## Exercise description
Present every line in which the string "structure" appears.
START Data extract
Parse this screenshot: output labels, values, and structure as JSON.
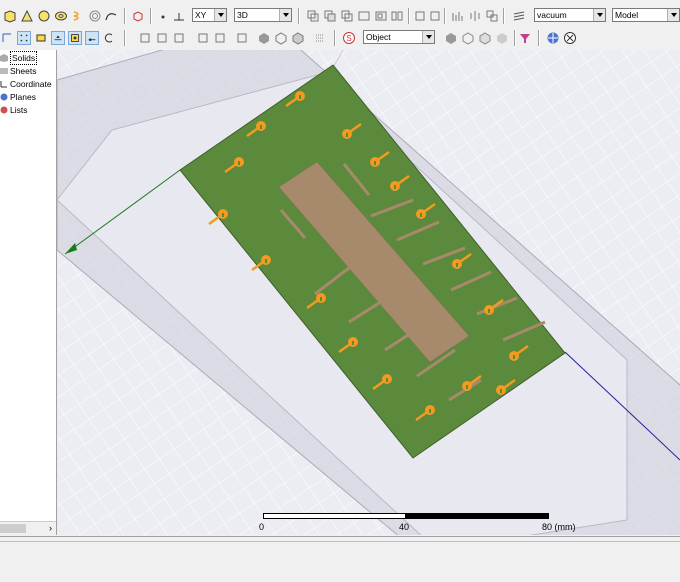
{
  "toolbar": {
    "plane_select": "XY",
    "view_select": "3D",
    "material_select": "vacuum",
    "mode_select": "Model",
    "object_select": "Object"
  },
  "tree": {
    "items": [
      {
        "label": "Solids"
      },
      {
        "label": "Sheets"
      },
      {
        "label": "Coordinate"
      },
      {
        "label": "Planes"
      },
      {
        "label": "Lists"
      }
    ]
  },
  "viewport": {
    "scale": {
      "ticks": [
        "0",
        "40",
        "80 (mm)"
      ]
    },
    "colors": {
      "substrate": "#5c8a3c",
      "microstrip": "#a78a6c",
      "ports": "#f39a1f",
      "region": "#d4d4de",
      "grid": "#ffffff"
    }
  }
}
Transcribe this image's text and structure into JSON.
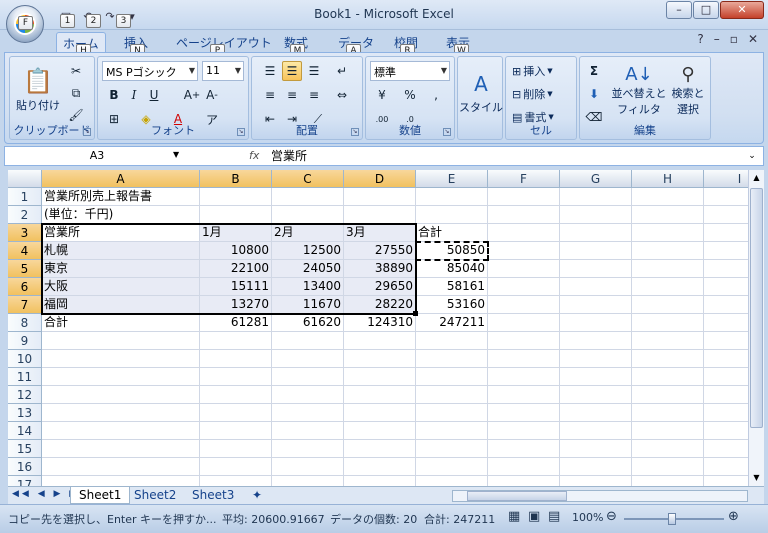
{
  "window": {
    "title": "Book1 - Microsoft Excel"
  },
  "office_button": {
    "keytip": "F"
  },
  "qat": {
    "keytips": [
      "1",
      "2",
      "3"
    ]
  },
  "tabs": [
    {
      "label": "ホーム",
      "keytip": "H"
    },
    {
      "label": "挿入",
      "keytip": "N"
    },
    {
      "label": "ページレイアウト",
      "keytip": "P"
    },
    {
      "label": "数式",
      "keytip": "M"
    },
    {
      "label": "データ",
      "keytip": "A"
    },
    {
      "label": "校閲",
      "keytip": "R"
    },
    {
      "label": "表示",
      "keytip": "W"
    }
  ],
  "ribbon": {
    "clipboard": {
      "label": "クリップボード",
      "paste_label": "貼り付け"
    },
    "font": {
      "label": "フォント",
      "font_name": "MS Pゴシック",
      "font_size": "11"
    },
    "alignment": {
      "label": "配置"
    },
    "number": {
      "label": "数値",
      "format": "標準"
    },
    "style": {
      "label": "スタイル"
    },
    "cells": {
      "label": "セル",
      "insert": "挿入",
      "delete": "削除",
      "format": "書式"
    },
    "editing": {
      "label": "編集",
      "sort": "並べ替えと",
      "sort2": "フィルタ",
      "find": "検索と",
      "find2": "選択"
    }
  },
  "formula_bar": {
    "name_box": "A3",
    "fx": "fx",
    "content": "営業所"
  },
  "columns": [
    "A",
    "B",
    "C",
    "D",
    "E",
    "F",
    "G",
    "H",
    "I"
  ],
  "rows": [
    "1",
    "2",
    "3",
    "4",
    "5",
    "6",
    "7",
    "8",
    "9",
    "10",
    "11",
    "12",
    "13",
    "14",
    "15",
    "16",
    "17"
  ],
  "cells": {
    "a1": "営業所別売上報告書",
    "a2": "(単位：千円)",
    "r3": [
      "営業所",
      "1月",
      "2月",
      "3月",
      "合計"
    ],
    "r4": [
      "札幌",
      "10800",
      "12500",
      "27550",
      "50850"
    ],
    "r5": [
      "東京",
      "22100",
      "24050",
      "38890",
      "85040"
    ],
    "r6": [
      "大阪",
      "15111",
      "13400",
      "29650",
      "58161"
    ],
    "r7": [
      "福岡",
      "13270",
      "11670",
      "28220",
      "53160"
    ],
    "r8": [
      "合計",
      "61281",
      "61620",
      "124310",
      "247211"
    ]
  },
  "sheet_tabs": [
    "Sheet1",
    "Sheet2",
    "Sheet3"
  ],
  "status": {
    "message": "コピー先を選択し、Enter キーを押すか...",
    "average": "平均: 20600.91667",
    "count": "データの個数: 20",
    "sum": "合計: 247211",
    "zoom": "100%"
  }
}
END Data extract
## Output for this exercise
Parse this screenshot: output labels, values, and structure as JSON.
Transcribe this image's text and structure into JSON.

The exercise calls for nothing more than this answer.